→ **Short task**: Send back all the data below, exactly as given.

→ **Records to process**:
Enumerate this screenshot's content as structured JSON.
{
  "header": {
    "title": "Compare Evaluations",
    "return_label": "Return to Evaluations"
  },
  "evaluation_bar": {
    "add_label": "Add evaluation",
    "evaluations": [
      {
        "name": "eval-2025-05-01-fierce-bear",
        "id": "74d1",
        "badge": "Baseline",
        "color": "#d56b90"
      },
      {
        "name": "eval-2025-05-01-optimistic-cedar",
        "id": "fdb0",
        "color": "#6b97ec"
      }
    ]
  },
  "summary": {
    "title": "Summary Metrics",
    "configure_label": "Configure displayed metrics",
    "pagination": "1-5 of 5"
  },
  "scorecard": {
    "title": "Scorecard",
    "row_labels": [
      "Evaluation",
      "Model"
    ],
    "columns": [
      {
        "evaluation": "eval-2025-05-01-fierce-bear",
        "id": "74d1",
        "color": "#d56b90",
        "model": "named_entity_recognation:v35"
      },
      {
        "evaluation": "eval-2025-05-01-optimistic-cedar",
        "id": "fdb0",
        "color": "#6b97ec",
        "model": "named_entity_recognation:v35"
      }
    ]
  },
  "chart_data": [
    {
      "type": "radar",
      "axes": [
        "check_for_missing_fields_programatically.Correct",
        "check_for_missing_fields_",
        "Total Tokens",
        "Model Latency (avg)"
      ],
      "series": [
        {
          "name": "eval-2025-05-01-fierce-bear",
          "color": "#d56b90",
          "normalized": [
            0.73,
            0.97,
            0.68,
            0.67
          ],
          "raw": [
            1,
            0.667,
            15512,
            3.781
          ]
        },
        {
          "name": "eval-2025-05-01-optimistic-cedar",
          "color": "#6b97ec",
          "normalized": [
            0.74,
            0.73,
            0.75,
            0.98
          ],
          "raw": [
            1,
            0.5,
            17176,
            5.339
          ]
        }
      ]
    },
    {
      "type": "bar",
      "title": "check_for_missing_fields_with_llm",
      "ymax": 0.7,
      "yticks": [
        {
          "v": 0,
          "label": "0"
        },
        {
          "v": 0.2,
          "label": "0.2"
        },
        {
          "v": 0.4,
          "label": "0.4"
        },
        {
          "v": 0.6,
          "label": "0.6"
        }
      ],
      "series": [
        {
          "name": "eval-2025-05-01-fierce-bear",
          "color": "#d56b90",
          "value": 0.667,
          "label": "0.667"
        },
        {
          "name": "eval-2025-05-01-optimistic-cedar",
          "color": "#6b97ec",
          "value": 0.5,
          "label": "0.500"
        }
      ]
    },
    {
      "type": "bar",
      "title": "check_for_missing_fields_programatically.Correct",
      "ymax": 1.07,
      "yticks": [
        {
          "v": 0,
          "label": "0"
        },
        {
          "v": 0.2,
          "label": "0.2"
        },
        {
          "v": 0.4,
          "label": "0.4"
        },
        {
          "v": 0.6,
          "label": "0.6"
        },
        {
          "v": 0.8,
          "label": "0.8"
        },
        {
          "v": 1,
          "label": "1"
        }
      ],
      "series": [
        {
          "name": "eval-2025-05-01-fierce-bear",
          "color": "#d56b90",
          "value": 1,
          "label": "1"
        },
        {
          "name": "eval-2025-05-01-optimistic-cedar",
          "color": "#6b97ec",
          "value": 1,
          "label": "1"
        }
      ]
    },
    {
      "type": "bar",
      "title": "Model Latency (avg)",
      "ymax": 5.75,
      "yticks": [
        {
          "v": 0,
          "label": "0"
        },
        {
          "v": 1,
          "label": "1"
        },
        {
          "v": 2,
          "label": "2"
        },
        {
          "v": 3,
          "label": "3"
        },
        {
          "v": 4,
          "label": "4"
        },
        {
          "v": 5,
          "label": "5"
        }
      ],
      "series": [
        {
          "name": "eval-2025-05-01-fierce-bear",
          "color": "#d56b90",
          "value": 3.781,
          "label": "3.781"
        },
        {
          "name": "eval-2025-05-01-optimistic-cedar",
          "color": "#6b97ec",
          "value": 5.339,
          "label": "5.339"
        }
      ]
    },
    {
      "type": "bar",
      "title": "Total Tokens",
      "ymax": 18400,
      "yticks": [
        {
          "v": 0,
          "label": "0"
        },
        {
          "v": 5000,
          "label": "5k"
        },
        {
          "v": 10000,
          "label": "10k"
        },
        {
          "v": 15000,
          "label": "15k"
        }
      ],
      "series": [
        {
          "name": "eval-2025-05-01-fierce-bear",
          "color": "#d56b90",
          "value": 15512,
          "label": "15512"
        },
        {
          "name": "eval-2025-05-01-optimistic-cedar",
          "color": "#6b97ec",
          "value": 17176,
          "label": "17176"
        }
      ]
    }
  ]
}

→ **Task answer**:
Enumerate this screenshot's content as structured JSON.
{
  "header": {
    "title": "Compare Evaluations",
    "return_label": "Return to Evaluations"
  },
  "evaluation_bar": {
    "add_label": "Add evaluation",
    "evaluations": [
      {
        "name": "eval-2025-05-01-fierce-bear",
        "id": "74d1",
        "badge": "Baseline",
        "color": "#d56b90"
      },
      {
        "name": "eval-2025-05-01-optimistic-cedar",
        "id": "fdb0",
        "color": "#6b97ec"
      }
    ]
  },
  "summary": {
    "title": "Summary Metrics",
    "configure_label": "Configure displayed metrics",
    "pagination": "1-5 of 5"
  },
  "scorecard": {
    "title": "Scorecard",
    "row_labels": [
      "Evaluation",
      "Model"
    ],
    "columns": [
      {
        "evaluation": "eval-2025-05-01-fierce-bear",
        "id": "74d1",
        "color": "#d56b90",
        "model": "named_entity_recognation:v35"
      },
      {
        "evaluation": "eval-2025-05-01-optimistic-cedar",
        "id": "fdb0",
        "color": "#6b97ec",
        "model": "named_entity_recognation:v35"
      }
    ]
  },
  "chart_data": [
    {
      "type": "radar",
      "axes": [
        "check_for_missing_fields_programatically.Correct",
        "check_for_missing_fields_",
        "Total Tokens",
        "Model Latency (avg)"
      ],
      "series": [
        {
          "name": "eval-2025-05-01-fierce-bear",
          "color": "#d56b90",
          "normalized": [
            0.73,
            0.97,
            0.68,
            0.67
          ],
          "raw": [
            1,
            0.667,
            15512,
            3.781
          ]
        },
        {
          "name": "eval-2025-05-01-optimistic-cedar",
          "color": "#6b97ec",
          "normalized": [
            0.74,
            0.73,
            0.75,
            0.98
          ],
          "raw": [
            1,
            0.5,
            17176,
            5.339
          ]
        }
      ]
    },
    {
      "type": "bar",
      "title": "check_for_missing_fields_with_llm",
      "ymax": 0.7,
      "yticks": [
        {
          "v": 0,
          "label": "0"
        },
        {
          "v": 0.2,
          "label": "0.2"
        },
        {
          "v": 0.4,
          "label": "0.4"
        },
        {
          "v": 0.6,
          "label": "0.6"
        }
      ],
      "series": [
        {
          "name": "eval-2025-05-01-fierce-bear",
          "color": "#d56b90",
          "value": 0.667,
          "label": "0.667"
        },
        {
          "name": "eval-2025-05-01-optimistic-cedar",
          "color": "#6b97ec",
          "value": 0.5,
          "label": "0.500"
        }
      ]
    },
    {
      "type": "bar",
      "title": "check_for_missing_fields_programatically.Correct",
      "ymax": 1.07,
      "yticks": [
        {
          "v": 0,
          "label": "0"
        },
        {
          "v": 0.2,
          "label": "0.2"
        },
        {
          "v": 0.4,
          "label": "0.4"
        },
        {
          "v": 0.6,
          "label": "0.6"
        },
        {
          "v": 0.8,
          "label": "0.8"
        },
        {
          "v": 1,
          "label": "1"
        }
      ],
      "series": [
        {
          "name": "eval-2025-05-01-fierce-bear",
          "color": "#d56b90",
          "value": 1,
          "label": "1"
        },
        {
          "name": "eval-2025-05-01-optimistic-cedar",
          "color": "#6b97ec",
          "value": 1,
          "label": "1"
        }
      ]
    },
    {
      "type": "bar",
      "title": "Model Latency (avg)",
      "ymax": 5.75,
      "yticks": [
        {
          "v": 0,
          "label": "0"
        },
        {
          "v": 1,
          "label": "1"
        },
        {
          "v": 2,
          "label": "2"
        },
        {
          "v": 3,
          "label": "3"
        },
        {
          "v": 4,
          "label": "4"
        },
        {
          "v": 5,
          "label": "5"
        }
      ],
      "series": [
        {
          "name": "eval-2025-05-01-fierce-bear",
          "color": "#d56b90",
          "value": 3.781,
          "label": "3.781"
        },
        {
          "name": "eval-2025-05-01-optimistic-cedar",
          "color": "#6b97ec",
          "value": 5.339,
          "label": "5.339"
        }
      ]
    },
    {
      "type": "bar",
      "title": "Total Tokens",
      "ymax": 18400,
      "yticks": [
        {
          "v": 0,
          "label": "0"
        },
        {
          "v": 5000,
          "label": "5k"
        },
        {
          "v": 10000,
          "label": "10k"
        },
        {
          "v": 15000,
          "label": "15k"
        }
      ],
      "series": [
        {
          "name": "eval-2025-05-01-fierce-bear",
          "color": "#d56b90",
          "value": 15512,
          "label": "15512"
        },
        {
          "name": "eval-2025-05-01-optimistic-cedar",
          "color": "#6b97ec",
          "value": 17176,
          "label": "17176"
        }
      ]
    }
  ]
}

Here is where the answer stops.